Stored data entries —
◇ ◇ ◇ ◇ ◇
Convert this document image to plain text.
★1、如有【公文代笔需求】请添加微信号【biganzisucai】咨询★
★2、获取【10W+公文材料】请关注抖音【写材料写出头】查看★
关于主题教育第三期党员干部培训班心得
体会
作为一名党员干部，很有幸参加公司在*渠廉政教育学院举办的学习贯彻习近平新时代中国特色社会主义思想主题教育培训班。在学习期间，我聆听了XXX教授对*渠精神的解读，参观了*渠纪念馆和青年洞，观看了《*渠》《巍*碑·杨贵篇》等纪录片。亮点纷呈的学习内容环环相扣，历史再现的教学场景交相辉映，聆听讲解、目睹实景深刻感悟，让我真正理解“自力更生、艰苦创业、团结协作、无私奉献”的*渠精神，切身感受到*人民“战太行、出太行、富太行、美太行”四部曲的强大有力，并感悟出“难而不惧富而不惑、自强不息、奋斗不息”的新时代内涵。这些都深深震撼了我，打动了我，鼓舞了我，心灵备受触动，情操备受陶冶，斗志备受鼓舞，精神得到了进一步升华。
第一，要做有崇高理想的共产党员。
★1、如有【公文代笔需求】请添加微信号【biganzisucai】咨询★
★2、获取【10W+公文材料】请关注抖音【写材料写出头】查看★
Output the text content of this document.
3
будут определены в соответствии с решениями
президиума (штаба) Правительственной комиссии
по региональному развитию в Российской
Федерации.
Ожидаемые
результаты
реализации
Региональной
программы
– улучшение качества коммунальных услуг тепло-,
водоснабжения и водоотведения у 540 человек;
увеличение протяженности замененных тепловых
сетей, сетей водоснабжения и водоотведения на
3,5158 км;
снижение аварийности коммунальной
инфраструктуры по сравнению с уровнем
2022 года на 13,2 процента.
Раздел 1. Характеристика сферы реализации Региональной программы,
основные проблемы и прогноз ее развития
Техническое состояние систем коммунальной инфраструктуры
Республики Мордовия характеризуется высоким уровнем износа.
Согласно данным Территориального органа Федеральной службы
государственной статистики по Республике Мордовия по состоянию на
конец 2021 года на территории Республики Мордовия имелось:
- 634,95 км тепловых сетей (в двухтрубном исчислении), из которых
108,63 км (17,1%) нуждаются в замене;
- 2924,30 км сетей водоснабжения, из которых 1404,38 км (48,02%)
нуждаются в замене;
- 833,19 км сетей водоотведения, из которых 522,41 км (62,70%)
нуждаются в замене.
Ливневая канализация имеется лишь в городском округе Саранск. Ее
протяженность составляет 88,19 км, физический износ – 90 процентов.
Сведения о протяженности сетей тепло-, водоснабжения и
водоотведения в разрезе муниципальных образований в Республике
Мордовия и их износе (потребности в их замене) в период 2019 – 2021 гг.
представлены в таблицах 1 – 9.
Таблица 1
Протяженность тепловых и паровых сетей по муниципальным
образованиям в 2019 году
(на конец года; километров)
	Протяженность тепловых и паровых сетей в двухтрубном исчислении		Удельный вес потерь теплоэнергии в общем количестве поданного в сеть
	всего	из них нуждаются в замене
◇ ◇ ◇ ◇ ◇
Task objective — The word "инфраструктуры" may occur in lines of the records. Report how many such lines there are, giving only the number.

Worked answer — 2